**Objective**
Reproduce the material below line for line, keeping every character unchanged.

>> Start Records

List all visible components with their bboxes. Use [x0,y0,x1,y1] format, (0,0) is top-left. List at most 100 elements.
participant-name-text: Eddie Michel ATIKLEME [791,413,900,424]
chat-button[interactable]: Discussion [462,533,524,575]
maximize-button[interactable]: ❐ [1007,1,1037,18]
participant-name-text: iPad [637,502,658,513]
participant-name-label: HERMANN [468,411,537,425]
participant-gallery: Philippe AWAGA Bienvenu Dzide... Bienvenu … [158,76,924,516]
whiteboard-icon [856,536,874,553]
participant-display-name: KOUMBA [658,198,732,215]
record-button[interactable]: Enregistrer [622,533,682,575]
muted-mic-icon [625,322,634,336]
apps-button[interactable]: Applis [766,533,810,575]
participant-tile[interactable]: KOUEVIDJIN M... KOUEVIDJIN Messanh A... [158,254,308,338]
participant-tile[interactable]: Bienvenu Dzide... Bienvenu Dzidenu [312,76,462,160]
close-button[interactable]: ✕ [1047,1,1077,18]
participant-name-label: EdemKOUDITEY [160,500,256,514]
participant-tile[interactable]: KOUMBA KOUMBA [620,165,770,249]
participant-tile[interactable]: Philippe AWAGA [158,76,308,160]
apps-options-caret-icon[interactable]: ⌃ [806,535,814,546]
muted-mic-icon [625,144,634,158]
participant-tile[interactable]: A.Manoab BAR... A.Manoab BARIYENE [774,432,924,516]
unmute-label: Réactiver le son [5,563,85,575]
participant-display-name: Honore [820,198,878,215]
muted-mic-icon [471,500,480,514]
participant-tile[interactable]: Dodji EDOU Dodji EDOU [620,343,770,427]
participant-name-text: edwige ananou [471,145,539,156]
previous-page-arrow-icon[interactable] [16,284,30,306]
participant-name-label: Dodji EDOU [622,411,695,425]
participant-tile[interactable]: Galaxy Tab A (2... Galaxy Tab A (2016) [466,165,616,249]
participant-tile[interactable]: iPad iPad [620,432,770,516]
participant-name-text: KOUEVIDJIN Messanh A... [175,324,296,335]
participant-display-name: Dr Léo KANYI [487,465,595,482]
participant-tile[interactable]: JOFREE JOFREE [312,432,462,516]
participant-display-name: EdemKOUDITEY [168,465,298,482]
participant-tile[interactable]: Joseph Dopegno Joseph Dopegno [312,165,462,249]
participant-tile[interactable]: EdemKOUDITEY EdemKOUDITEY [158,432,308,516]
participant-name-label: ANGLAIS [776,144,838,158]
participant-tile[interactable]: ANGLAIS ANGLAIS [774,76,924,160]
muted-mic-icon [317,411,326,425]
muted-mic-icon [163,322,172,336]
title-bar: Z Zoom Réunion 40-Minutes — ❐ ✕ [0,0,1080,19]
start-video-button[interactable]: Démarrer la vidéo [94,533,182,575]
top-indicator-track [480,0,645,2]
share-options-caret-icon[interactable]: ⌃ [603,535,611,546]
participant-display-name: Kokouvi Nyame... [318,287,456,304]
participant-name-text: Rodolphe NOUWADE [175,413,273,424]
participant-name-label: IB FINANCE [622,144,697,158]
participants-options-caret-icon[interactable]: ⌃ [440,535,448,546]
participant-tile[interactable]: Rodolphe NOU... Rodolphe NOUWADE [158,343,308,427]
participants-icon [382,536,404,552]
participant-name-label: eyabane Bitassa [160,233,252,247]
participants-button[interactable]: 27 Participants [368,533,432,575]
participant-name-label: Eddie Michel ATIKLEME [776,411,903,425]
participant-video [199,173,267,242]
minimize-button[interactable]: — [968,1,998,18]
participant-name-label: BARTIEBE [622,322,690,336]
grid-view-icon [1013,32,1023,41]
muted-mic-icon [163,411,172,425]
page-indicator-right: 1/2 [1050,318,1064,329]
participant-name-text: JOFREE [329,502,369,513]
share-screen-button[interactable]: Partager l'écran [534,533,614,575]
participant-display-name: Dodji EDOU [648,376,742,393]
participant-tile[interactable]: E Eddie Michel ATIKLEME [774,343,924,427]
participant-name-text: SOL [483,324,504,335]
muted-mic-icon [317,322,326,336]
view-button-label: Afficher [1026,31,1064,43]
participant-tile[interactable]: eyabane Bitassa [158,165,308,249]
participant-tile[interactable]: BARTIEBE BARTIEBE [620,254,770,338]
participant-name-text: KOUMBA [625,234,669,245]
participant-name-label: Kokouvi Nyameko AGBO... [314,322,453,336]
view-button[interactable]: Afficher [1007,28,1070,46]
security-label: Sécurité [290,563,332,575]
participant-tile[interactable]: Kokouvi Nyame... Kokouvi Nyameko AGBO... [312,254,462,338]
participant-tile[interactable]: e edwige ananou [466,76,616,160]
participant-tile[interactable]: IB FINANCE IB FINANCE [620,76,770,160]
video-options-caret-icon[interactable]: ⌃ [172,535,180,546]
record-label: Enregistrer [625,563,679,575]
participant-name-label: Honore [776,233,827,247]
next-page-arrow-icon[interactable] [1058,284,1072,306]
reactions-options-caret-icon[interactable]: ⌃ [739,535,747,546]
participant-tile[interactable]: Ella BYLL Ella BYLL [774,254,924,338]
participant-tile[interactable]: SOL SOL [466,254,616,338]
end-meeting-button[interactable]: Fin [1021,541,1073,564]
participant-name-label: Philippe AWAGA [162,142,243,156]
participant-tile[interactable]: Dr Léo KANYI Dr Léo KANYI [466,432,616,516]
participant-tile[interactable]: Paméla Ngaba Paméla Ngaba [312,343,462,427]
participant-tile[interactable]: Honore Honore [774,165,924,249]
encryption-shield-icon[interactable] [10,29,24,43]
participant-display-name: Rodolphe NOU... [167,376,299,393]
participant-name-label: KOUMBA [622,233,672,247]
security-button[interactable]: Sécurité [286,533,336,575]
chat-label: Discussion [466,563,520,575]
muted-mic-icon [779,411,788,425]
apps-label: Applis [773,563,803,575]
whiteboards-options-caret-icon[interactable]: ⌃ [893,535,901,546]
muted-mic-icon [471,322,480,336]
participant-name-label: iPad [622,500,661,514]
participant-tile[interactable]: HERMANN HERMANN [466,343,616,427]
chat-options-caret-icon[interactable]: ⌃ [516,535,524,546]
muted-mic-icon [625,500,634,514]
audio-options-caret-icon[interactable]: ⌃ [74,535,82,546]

>> End Records

**Result of this exercise**
List all visible components with their bboxes. Use [x0,y0,x1,y1] format, (0,0) is top-left. List at most 100 elements.
participant-name-text: Eddie Michel ATIKLEME [791,413,900,424]
chat-button[interactable]: Discussion [462,533,524,575]
maximize-button[interactable]: ❐ [1007,1,1037,18]
participant-name-text: iPad [637,502,658,513]
participant-name-label: HERMANN [468,411,537,425]
participant-gallery: Philippe AWAGA Bienvenu Dzide... Bienvenu … [158,76,924,516]
whiteboard-icon [856,536,874,553]
participant-display-name: KOUMBA [658,198,732,215]
record-button[interactable]: Enregistrer [622,533,682,575]
muted-mic-icon [625,322,634,336]
apps-button[interactable]: Applis [766,533,810,575]
participant-tile[interactable]: KOUEVIDJIN M... KOUEVIDJIN Messanh A... [158,254,308,338]
participant-tile[interactable]: Bienvenu Dzide... Bienvenu Dzidenu [312,76,462,160]
close-button[interactable]: ✕ [1047,1,1077,18]
participant-name-label: EdemKOUDITEY [160,500,256,514]
participant-tile[interactable]: KOUMBA KOUMBA [620,165,770,249]
participant-tile[interactable]: Philippe AWAGA [158,76,308,160]
apps-options-caret-icon[interactable]: ⌃ [806,535,814,546]
muted-mic-icon [625,144,634,158]
participant-tile[interactable]: A.Manoab BAR... A.Manoab BARIYENE [774,432,924,516]
unmute-label: Réactiver le son [5,563,85,575]
participant-display-name: Honore [820,198,878,215]
muted-mic-icon [471,500,480,514]
participant-tile[interactable]: Dodji EDOU Dodji EDOU [620,343,770,427]
participant-name-text: edwige ananou [471,145,539,156]
previous-page-arrow-icon[interactable] [16,284,30,306]
participant-name-label: Dodji EDOU [622,411,695,425]
participant-tile[interactable]: Galaxy Tab A (2... Galaxy Tab A (2016) [466,165,616,249]
participant-tile[interactable]: iPad iPad [620,432,770,516]
participant-name-text: KOUEVIDJIN Messanh A... [175,324,296,335]
participant-display-name: Dr Léo KANYI [487,465,595,482]
participant-tile[interactable]: JOFREE JOFREE [312,432,462,516]
participant-display-name: EdemKOUDITEY [168,465,298,482]
participant-tile[interactable]: Joseph Dopegno Joseph Dopegno [312,165,462,249]
participant-tile[interactable]: EdemKOUDITEY EdemKOUDITEY [158,432,308,516]
participant-name-label: ANGLAIS [776,144,838,158]
participant-tile[interactable]: ANGLAIS ANGLAIS [774,76,924,160]
muted-mic-icon [317,411,326,425]
muted-mic-icon [163,322,172,336]
title-bar: Z Zoom Réunion 40-Minutes — ❐ ✕ [0,0,1080,19]
start-video-button[interactable]: Démarrer la vidéo [94,533,182,575]
top-indicator-track [480,0,645,2]
share-options-caret-icon[interactable]: ⌃ [603,535,611,546]
participant-display-name: Kokouvi Nyame... [318,287,456,304]
participant-name-text: Rodolphe NOUWADE [175,413,273,424]
participant-name-label: IB FINANCE [622,144,697,158]
participants-options-caret-icon[interactable]: ⌃ [440,535,448,546]
participant-tile[interactable]: Rodolphe NOU... Rodolphe NOUWADE [158,343,308,427]
participants-icon [382,536,404,552]
participant-name-label: eyabane Bitassa [160,233,252,247]
participants-button[interactable]: 27 Participants [368,533,432,575]
participant-name-label: Eddie Michel ATIKLEME [776,411,903,425]
participant-video [199,173,267,242]
minimize-button[interactable]: — [968,1,998,18]
participant-name-label: BARTIEBE [622,322,690,336]
grid-view-icon [1013,32,1023,41]
muted-mic-icon [163,411,172,425]
page-indicator-right: 1/2 [1050,318,1064,329]
participant-name-text: JOFREE [329,502,369,513]
share-screen-button[interactable]: Partager l'écran [534,533,614,575]
participant-display-name: Dodji EDOU [648,376,742,393]
participant-tile[interactable]: E Eddie Michel ATIKLEME [774,343,924,427]
participant-name-text: SOL [483,324,504,335]
muted-mic-icon [317,322,326,336]
view-button-label: Afficher [1026,31,1064,43]
participant-tile[interactable]: eyabane Bitassa [158,165,308,249]
participant-tile[interactable]: BARTIEBE BARTIEBE [620,254,770,338]
participant-name-text: KOUMBA [625,234,669,245]
participant-name-label: Kokouvi Nyameko AGBO... [314,322,453,336]
view-button[interactable]: Afficher [1007,28,1070,46]
security-label: Sécurité [290,563,332,575]
participant-tile[interactable]: Kokouvi Nyame... Kokouvi Nyameko AGBO... [312,254,462,338]
participant-tile[interactable]: e edwige ananou [466,76,616,160]
participant-tile[interactable]: IB FINANCE IB FINANCE [620,76,770,160]
video-options-caret-icon[interactable]: ⌃ [172,535,180,546]
record-label: Enregistrer [625,563,679,575]
participant-name-label: Honore [776,233,827,247]
next-page-arrow-icon[interactable] [1058,284,1072,306]
reactions-options-caret-icon[interactable]: ⌃ [739,535,747,546]
participant-tile[interactable]: Ella BYLL Ella BYLL [774,254,924,338]
participant-tile[interactable]: SOL SOL [466,254,616,338]
end-meeting-button[interactable]: Fin [1021,541,1073,564]
participant-name-label: Philippe AWAGA [162,142,243,156]
participant-tile[interactable]: Dr Léo KANYI Dr Léo KANYI [466,432,616,516]
participant-tile[interactable]: Paméla Ngaba Paméla Ngaba [312,343,462,427]
participant-tile[interactable]: Honore Honore [774,165,924,249]
encryption-shield-icon[interactable] [10,29,24,43]
participant-display-name: Rodolphe NOU... [167,376,299,393]
participant-name-label: KOUMBA [622,233,672,247]
security-button[interactable]: Sécurité [286,533,336,575]
chat-label: Discussion [466,563,520,575]
muted-mic-icon [779,411,788,425]
apps-label: Applis [773,563,803,575]
whiteboards-options-caret-icon[interactable]: ⌃ [893,535,901,546]
muted-mic-icon [471,322,480,336]
participant-name-label: iPad [622,500,661,514]
participant-tile[interactable]: HERMANN HERMANN [466,343,616,427]
chat-options-caret-icon[interactable]: ⌃ [516,535,524,546]
muted-mic-icon [625,500,634,514]
audio-options-caret-icon[interactable]: ⌃ [74,535,82,546]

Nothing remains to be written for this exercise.